Requirements: Copy the items below verbatim, from the very first line through the line containing "The locking bushing 32 is at (632, 298).", including that line.

Excerpts from a figure dataset
--*--
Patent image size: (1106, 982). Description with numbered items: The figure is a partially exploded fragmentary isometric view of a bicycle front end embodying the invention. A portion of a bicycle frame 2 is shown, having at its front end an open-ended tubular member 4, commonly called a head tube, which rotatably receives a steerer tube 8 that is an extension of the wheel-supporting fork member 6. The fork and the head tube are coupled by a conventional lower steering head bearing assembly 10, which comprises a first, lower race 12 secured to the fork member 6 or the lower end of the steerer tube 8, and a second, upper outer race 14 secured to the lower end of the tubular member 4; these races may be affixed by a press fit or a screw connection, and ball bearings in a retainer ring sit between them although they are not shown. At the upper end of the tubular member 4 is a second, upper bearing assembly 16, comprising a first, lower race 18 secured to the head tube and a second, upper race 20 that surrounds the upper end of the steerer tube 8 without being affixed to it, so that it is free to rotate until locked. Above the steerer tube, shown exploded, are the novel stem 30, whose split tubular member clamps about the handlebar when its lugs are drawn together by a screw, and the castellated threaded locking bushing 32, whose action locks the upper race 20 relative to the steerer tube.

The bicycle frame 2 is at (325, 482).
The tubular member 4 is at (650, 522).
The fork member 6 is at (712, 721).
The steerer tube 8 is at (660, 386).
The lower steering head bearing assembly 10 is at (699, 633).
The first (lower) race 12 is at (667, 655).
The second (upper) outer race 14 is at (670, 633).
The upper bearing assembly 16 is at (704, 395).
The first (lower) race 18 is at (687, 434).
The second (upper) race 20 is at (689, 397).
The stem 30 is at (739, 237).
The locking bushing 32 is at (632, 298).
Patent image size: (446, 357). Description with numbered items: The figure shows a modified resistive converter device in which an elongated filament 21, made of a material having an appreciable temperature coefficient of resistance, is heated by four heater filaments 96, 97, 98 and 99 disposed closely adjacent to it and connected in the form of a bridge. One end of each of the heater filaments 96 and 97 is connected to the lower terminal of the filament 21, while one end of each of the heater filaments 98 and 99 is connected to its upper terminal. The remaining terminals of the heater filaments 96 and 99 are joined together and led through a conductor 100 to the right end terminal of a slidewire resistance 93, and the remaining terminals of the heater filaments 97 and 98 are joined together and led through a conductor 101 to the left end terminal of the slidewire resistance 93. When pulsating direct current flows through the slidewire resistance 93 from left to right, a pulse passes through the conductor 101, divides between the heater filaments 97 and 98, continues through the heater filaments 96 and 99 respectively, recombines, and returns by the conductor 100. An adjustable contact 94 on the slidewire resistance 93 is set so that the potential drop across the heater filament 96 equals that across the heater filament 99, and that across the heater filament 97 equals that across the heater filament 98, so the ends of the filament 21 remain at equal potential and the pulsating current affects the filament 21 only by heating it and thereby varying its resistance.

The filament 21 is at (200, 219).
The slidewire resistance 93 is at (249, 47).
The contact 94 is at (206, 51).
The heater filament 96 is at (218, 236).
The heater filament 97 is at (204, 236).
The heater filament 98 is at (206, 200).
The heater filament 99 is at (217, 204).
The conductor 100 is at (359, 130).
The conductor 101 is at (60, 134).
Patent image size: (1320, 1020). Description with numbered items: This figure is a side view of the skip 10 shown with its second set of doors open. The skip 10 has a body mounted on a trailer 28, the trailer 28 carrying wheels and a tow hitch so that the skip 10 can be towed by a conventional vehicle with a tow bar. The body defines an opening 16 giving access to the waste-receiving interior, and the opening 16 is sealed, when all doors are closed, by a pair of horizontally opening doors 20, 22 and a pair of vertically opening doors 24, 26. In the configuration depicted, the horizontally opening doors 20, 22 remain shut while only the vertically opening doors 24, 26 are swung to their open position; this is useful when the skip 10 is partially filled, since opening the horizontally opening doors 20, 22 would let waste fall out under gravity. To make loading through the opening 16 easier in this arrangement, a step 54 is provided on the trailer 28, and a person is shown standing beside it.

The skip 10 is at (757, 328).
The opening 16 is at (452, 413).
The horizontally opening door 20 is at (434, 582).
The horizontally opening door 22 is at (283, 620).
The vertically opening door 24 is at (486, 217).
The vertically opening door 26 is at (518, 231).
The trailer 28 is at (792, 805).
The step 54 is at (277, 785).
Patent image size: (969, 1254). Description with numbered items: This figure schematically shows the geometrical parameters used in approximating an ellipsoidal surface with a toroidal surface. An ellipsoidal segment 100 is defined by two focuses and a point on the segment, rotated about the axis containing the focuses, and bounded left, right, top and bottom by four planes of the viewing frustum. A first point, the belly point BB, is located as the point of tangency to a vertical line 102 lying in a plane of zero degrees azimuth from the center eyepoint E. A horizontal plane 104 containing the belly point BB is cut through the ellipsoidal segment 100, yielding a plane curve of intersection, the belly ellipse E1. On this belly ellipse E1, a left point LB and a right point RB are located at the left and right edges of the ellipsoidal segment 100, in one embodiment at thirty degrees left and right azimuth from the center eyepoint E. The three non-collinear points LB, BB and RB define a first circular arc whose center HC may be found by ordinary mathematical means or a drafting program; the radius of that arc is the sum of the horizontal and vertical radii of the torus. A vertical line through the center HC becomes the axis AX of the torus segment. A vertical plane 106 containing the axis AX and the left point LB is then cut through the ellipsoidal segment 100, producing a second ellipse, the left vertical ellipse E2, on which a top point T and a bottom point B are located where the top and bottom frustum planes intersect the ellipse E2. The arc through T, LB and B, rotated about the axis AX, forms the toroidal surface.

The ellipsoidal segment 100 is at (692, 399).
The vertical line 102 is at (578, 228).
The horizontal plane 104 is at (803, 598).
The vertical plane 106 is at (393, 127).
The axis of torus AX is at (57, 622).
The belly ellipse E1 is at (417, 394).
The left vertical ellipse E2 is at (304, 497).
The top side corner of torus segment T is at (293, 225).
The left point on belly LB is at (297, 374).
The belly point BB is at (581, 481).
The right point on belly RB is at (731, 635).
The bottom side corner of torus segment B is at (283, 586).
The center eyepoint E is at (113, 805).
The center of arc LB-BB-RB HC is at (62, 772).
--*--
Response:
Patent image size: (1106, 982). Description with numbered items: The figure is a partially exploded fragmentary isometric view of a bicycle front end embodying the invention. A portion of a bicycle frame 2 is shown, having at its front end an open-ended tubular member 4, commonly called a head tube, which rotatably receives a steerer tube 8 that is an extension of the wheel-supporting fork member 6. The fork and the head tube are coupled by a conventional lower steering head bearing assembly 10, which comprises a first, lower race 12 secured to the fork member 6 or the lower end of the steerer tube 8, and a second, upper outer race 14 secured to the lower end of the tubular member 4; these races may be affixed by a press fit or a screw connection, and ball bearings in a retainer ring sit between them although they are not shown. At the upper end of the tubular member 4 is a second, upper bearing assembly 16, comprising a first, lower race 18 secured to the head tube and a second, upper race 20 that surrounds the upper end of the steerer tube 8 without being affixed to it, so that it is free to rotate until locked. Above the steerer tube, shown exploded, are the novel stem 30, whose split tubular member clamps about the handlebar when its lugs are drawn together by a screw, and the castellated threaded locking bushing 32, whose action locks the upper race 20 relative to the steerer tube.

The bicycle frame 2 is at (325, 482).
The tubular member 4 is at (650, 522).
The fork member 6 is at (712, 721).
The steerer tube 8 is at (660, 386).
The lower steering head bearing assembly 10 is at (699, 633).
The first (lower) race 12 is at (667, 655).
The second (upper) outer race 14 is at (670, 633).
The upper bearing assembly 16 is at (704, 395).
The first (lower) race 18 is at (687, 434).
The second (upper) race 20 is at (689, 397).
The stem 30 is at (739, 237).
The locking bushing 32 is at (632, 298).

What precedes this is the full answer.